■ Extracted entries
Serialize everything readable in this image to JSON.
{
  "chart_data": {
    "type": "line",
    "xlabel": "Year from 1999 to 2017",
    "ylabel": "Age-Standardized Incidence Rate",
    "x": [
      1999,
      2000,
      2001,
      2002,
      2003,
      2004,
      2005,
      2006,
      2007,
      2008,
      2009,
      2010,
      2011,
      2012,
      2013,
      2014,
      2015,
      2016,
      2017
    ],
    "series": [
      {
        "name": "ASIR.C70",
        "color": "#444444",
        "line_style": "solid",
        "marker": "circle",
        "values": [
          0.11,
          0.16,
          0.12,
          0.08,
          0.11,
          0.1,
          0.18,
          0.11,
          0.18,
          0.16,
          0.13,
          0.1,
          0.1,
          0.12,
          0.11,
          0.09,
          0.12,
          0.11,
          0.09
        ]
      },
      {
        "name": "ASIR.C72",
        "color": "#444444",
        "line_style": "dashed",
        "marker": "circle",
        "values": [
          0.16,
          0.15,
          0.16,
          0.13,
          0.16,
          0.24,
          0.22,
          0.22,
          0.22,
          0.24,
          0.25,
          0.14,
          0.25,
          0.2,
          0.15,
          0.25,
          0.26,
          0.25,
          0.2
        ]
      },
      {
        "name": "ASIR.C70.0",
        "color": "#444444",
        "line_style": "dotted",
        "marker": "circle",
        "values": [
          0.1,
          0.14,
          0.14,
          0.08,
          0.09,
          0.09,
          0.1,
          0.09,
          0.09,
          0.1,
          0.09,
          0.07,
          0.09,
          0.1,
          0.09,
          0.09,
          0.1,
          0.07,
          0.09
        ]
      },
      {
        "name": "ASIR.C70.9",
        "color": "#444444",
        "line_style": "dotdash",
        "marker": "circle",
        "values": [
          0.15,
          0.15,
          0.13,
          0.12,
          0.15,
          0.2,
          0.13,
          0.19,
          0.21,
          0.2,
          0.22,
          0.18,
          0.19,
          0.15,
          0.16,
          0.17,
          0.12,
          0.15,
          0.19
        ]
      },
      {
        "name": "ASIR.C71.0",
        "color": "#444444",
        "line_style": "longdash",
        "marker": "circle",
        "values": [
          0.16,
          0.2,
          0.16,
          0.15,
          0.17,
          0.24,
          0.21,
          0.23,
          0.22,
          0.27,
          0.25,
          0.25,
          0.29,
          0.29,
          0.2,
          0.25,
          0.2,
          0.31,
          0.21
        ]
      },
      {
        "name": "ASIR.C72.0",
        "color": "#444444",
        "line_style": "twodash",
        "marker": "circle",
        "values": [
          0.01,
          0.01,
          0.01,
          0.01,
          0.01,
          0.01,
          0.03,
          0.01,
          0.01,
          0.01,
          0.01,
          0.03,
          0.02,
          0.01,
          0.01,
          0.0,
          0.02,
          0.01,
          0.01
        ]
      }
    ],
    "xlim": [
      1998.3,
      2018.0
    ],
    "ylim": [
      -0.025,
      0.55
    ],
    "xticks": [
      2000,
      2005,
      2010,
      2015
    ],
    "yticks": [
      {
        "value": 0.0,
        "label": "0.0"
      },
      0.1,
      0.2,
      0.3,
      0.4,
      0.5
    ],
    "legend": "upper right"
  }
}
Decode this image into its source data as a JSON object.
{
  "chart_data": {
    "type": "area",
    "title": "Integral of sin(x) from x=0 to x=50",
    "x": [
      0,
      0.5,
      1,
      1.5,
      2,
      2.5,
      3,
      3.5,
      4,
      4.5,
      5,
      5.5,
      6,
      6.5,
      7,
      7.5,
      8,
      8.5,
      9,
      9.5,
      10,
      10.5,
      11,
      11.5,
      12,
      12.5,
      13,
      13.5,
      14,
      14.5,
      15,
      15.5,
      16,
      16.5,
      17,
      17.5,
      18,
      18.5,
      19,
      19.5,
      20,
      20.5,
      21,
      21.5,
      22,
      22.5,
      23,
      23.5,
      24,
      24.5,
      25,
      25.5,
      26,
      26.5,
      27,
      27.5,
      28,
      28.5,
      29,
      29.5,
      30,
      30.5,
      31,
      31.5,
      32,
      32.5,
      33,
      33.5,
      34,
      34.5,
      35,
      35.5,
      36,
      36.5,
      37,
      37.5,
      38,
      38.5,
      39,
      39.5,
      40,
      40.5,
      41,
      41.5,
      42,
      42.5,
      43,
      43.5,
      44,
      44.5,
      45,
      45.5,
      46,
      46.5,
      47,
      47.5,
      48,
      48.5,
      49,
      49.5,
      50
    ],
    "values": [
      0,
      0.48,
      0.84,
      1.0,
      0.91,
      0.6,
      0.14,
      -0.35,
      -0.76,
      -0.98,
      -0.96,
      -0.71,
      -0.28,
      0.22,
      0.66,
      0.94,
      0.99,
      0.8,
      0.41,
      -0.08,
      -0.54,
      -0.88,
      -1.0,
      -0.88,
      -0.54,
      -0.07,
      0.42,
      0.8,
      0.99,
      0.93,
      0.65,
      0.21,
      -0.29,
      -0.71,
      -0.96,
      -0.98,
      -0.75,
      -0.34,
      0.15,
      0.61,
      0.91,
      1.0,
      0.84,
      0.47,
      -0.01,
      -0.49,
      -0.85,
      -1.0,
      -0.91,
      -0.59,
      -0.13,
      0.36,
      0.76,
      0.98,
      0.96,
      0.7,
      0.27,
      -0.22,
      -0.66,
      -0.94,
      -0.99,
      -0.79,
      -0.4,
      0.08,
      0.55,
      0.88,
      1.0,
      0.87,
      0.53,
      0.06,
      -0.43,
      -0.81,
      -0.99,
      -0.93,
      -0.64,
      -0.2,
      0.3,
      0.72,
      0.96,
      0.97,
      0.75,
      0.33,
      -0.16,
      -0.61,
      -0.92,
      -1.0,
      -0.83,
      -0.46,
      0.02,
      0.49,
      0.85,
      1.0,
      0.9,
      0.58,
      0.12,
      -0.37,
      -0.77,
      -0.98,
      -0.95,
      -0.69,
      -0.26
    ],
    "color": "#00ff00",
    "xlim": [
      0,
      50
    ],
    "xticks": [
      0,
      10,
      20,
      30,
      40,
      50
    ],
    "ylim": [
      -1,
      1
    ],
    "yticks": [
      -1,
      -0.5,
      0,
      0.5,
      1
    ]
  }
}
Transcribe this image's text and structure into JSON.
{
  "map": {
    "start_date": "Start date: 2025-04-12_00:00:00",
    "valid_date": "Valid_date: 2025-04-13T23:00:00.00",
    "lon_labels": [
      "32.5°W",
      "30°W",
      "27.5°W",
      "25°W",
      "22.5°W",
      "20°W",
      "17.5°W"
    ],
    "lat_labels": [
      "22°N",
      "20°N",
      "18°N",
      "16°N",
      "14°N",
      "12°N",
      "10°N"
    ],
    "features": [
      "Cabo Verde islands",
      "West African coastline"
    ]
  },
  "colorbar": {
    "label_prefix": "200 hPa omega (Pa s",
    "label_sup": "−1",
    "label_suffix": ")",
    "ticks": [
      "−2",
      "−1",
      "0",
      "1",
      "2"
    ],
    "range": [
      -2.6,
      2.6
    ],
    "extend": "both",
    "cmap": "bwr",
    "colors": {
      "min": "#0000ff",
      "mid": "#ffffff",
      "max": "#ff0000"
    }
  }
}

==

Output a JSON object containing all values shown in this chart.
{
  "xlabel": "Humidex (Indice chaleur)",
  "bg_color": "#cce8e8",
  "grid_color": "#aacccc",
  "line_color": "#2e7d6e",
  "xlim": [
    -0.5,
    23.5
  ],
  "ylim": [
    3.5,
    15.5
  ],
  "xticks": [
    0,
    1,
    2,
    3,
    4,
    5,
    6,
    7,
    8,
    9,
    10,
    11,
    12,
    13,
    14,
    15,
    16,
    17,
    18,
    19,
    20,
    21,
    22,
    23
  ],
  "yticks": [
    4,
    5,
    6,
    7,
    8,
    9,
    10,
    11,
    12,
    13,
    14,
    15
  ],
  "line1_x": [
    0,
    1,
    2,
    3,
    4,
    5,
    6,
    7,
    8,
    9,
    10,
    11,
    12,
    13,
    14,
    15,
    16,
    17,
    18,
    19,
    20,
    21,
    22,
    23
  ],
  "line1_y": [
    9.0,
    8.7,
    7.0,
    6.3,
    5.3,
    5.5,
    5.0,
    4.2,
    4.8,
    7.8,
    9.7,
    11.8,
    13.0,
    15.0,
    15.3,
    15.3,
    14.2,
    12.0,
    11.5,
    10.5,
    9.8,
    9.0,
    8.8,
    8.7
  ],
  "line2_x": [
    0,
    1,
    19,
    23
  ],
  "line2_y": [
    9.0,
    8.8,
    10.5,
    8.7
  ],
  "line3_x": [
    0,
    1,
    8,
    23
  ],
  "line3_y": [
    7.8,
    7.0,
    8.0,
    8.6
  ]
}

■ Direction
Review the material and copy each line in which the word "JSON" appears.

■ Solved exercise
Serialize everything readable in this image to JSON.
Decode this image into its source data as a JSON object.
Transcribe this image's text and structure into JSON.
Output a JSON object containing all values shown in this chart.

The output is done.